Repeat each entry as written, dropping any picture you find.

:: Saved entries ::
## Start

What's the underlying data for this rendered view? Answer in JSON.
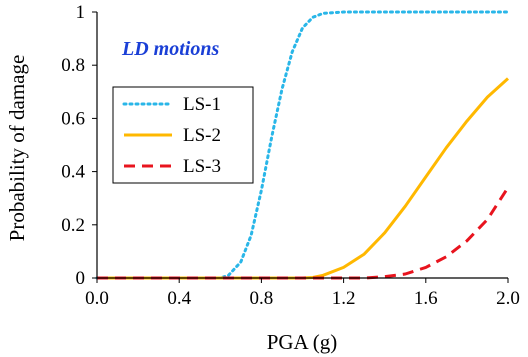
{
  "chart_data": {
    "type": "line",
    "annotation": "LD motions",
    "xlabel": "PGA (g)",
    "ylabel": "Probability of damage",
    "xlim": [
      0,
      2
    ],
    "ylim": [
      0,
      1
    ],
    "x_ticks": [
      "0.0",
      "0.4",
      "0.8",
      "1.2",
      "1.6",
      "2.0"
    ],
    "y_ticks": [
      "0",
      "0.2",
      "0.4",
      "0.6",
      "0.8",
      "1"
    ],
    "grid": false,
    "legend_position": "left-middle",
    "series": [
      {
        "name": "LS-1",
        "color": "#29b6e8",
        "style": "dotted",
        "x": [
          0.0,
          0.5,
          0.6,
          0.64,
          0.7,
          0.75,
          0.8,
          0.85,
          0.9,
          0.95,
          1.0,
          1.05,
          1.1,
          1.2,
          1.3,
          2.0
        ],
        "y": [
          0.0,
          0.0,
          0.0,
          0.01,
          0.06,
          0.16,
          0.33,
          0.53,
          0.71,
          0.85,
          0.94,
          0.98,
          0.995,
          1.0,
          1.0,
          1.0
        ]
      },
      {
        "name": "LS-2",
        "color": "#ffb800",
        "style": "solid",
        "x": [
          0.0,
          1.0,
          1.05,
          1.1,
          1.2,
          1.3,
          1.4,
          1.5,
          1.6,
          1.7,
          1.8,
          1.9,
          2.0
        ],
        "y": [
          0.0,
          0.0,
          0.002,
          0.01,
          0.04,
          0.09,
          0.17,
          0.27,
          0.38,
          0.49,
          0.59,
          0.68,
          0.75
        ]
      },
      {
        "name": "LS-3",
        "color": "#e8141e",
        "style": "dashed",
        "x": [
          0.0,
          1.3,
          1.4,
          1.5,
          1.6,
          1.7,
          1.8,
          1.9,
          2.0
        ],
        "y": [
          0.0,
          0.0,
          0.005,
          0.015,
          0.04,
          0.08,
          0.14,
          0.22,
          0.34
        ]
      }
    ]
  }
}
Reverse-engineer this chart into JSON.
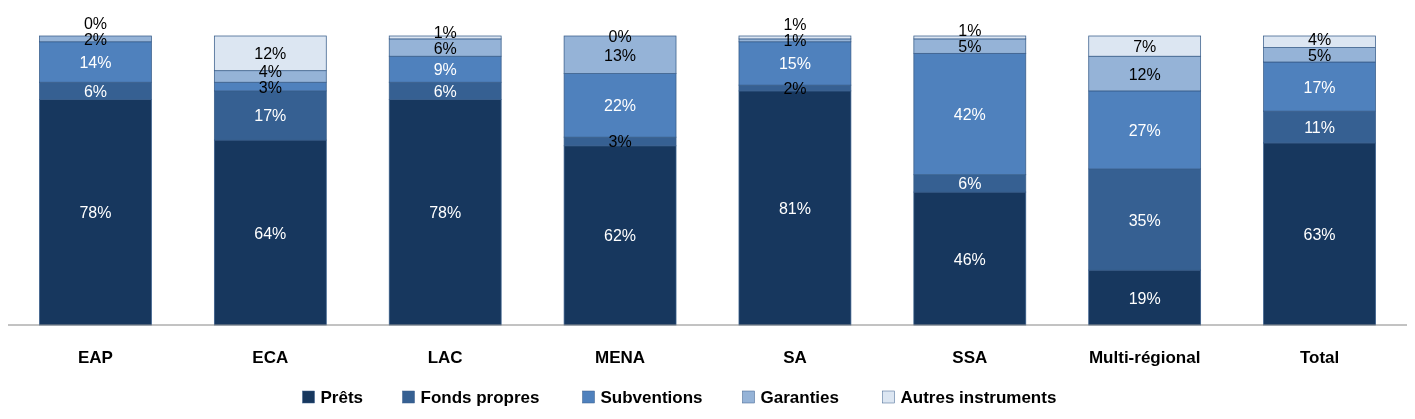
{
  "chart_data": {
    "type": "bar",
    "stacked": true,
    "legend": "bottom",
    "categories": [
      "EAP",
      "ECA",
      "LAC",
      "MENA",
      "SA",
      "SSA",
      "Multi-régional",
      "Total"
    ],
    "series": [
      {
        "name": "Prêts",
        "color": "#17375e",
        "values": [
          78,
          64,
          78,
          62,
          81,
          46,
          19,
          63
        ],
        "value_labels": [
          "78%",
          "64%",
          "78%",
          "62%",
          "81%",
          "46%",
          "19%",
          "63%"
        ]
      },
      {
        "name": "Fonds propres",
        "color": "#366092",
        "values": [
          6,
          17,
          6,
          3,
          2,
          6,
          35,
          11
        ],
        "value_labels": [
          "6%",
          "17%",
          "6%",
          "3%",
          "2%",
          "6%",
          "35%",
          "11%"
        ]
      },
      {
        "name": "Subventions",
        "color": "#4f81bd",
        "values": [
          14,
          3,
          9,
          22,
          15,
          42,
          27,
          17
        ],
        "value_labels": [
          "14%",
          "3%",
          "9%",
          "22%",
          "15%",
          "42%",
          "27%",
          "17%"
        ]
      },
      {
        "name": "Garanties",
        "color": "#95b3d7",
        "values": [
          2,
          4,
          6,
          13,
          1,
          5,
          12,
          5
        ],
        "value_labels": [
          "2%",
          "4%",
          "6%",
          "13%",
          "1%",
          "5%",
          "12%",
          "5%"
        ]
      },
      {
        "name": "Autres instruments",
        "color": "#dce6f2",
        "values": [
          0,
          12,
          1,
          0,
          1,
          1,
          7,
          4
        ],
        "value_labels": [
          "0%",
          "12%",
          "1%",
          "0%",
          "1%",
          "1%",
          "7%",
          "4%"
        ]
      }
    ]
  }
}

## End

:: Correct answer ::
What's the underlying data for this rendered view? Answer in JSON.
{
  "chart_data": {
    "type": "line",
    "annotation": "LD motions",
    "xlabel": "PGA (g)",
    "ylabel": "Probability of damage",
    "xlim": [
      0,
      2
    ],
    "ylim": [
      0,
      1
    ],
    "x_ticks": [
      "0.0",
      "0.4",
      "0.8",
      "1.2",
      "1.6",
      "2.0"
    ],
    "y_ticks": [
      "0",
      "0.2",
      "0.4",
      "0.6",
      "0.8",
      "1"
    ],
    "grid": false,
    "legend_position": "left-middle",
    "series": [
      {
        "name": "LS-1",
        "color": "#29b6e8",
        "style": "dotted",
        "x": [
          0.0,
          0.5,
          0.6,
          0.64,
          0.7,
          0.75,
          0.8,
          0.85,
          0.9,
          0.95,
          1.0,
          1.05,
          1.1,
          1.2,
          1.3,
          2.0
        ],
        "y": [
          0.0,
          0.0,
          0.0,
          0.01,
          0.06,
          0.16,
          0.33,
          0.53,
          0.71,
          0.85,
          0.94,
          0.98,
          0.995,
          1.0,
          1.0,
          1.0
        ]
      },
      {
        "name": "LS-2",
        "color": "#ffb800",
        "style": "solid",
        "x": [
          0.0,
          1.0,
          1.05,
          1.1,
          1.2,
          1.3,
          1.4,
          1.5,
          1.6,
          1.7,
          1.8,
          1.9,
          2.0
        ],
        "y": [
          0.0,
          0.0,
          0.002,
          0.01,
          0.04,
          0.09,
          0.17,
          0.27,
          0.38,
          0.49,
          0.59,
          0.68,
          0.75
        ]
      },
      {
        "name": "LS-3",
        "color": "#e8141e",
        "style": "dashed",
        "x": [
          0.0,
          1.3,
          1.4,
          1.5,
          1.6,
          1.7,
          1.8,
          1.9,
          2.0
        ],
        "y": [
          0.0,
          0.0,
          0.005,
          0.015,
          0.04,
          0.08,
          0.14,
          0.22,
          0.34
        ]
      }
    ]
  }
}
Reverse-engineer this chart into JSON.
{
  "chart_data": {
    "type": "bar",
    "stacked": true,
    "legend": "bottom",
    "categories": [
      "EAP",
      "ECA",
      "LAC",
      "MENA",
      "SA",
      "SSA",
      "Multi-régional",
      "Total"
    ],
    "series": [
      {
        "name": "Prêts",
        "color": "#17375e",
        "values": [
          78,
          64,
          78,
          62,
          81,
          46,
          19,
          63
        ],
        "value_labels": [
          "78%",
          "64%",
          "78%",
          "62%",
          "81%",
          "46%",
          "19%",
          "63%"
        ]
      },
      {
        "name": "Fonds propres",
        "color": "#366092",
        "values": [
          6,
          17,
          6,
          3,
          2,
          6,
          35,
          11
        ],
        "value_labels": [
          "6%",
          "17%",
          "6%",
          "3%",
          "2%",
          "6%",
          "35%",
          "11%"
        ]
      },
      {
        "name": "Subventions",
        "color": "#4f81bd",
        "values": [
          14,
          3,
          9,
          22,
          15,
          42,
          27,
          17
        ],
        "value_labels": [
          "14%",
          "3%",
          "9%",
          "22%",
          "15%",
          "42%",
          "27%",
          "17%"
        ]
      },
      {
        "name": "Garanties",
        "color": "#95b3d7",
        "values": [
          2,
          4,
          6,
          13,
          1,
          5,
          12,
          5
        ],
        "value_labels": [
          "2%",
          "4%",
          "6%",
          "13%",
          "1%",
          "5%",
          "12%",
          "5%"
        ]
      },
      {
        "name": "Autres instruments",
        "color": "#dce6f2",
        "values": [
          0,
          12,
          1,
          0,
          1,
          1,
          7,
          4
        ],
        "value_labels": [
          "0%",
          "12%",
          "1%",
          "0%",
          "1%",
          "1%",
          "7%",
          "4%"
        ]
      }
    ]
  }
}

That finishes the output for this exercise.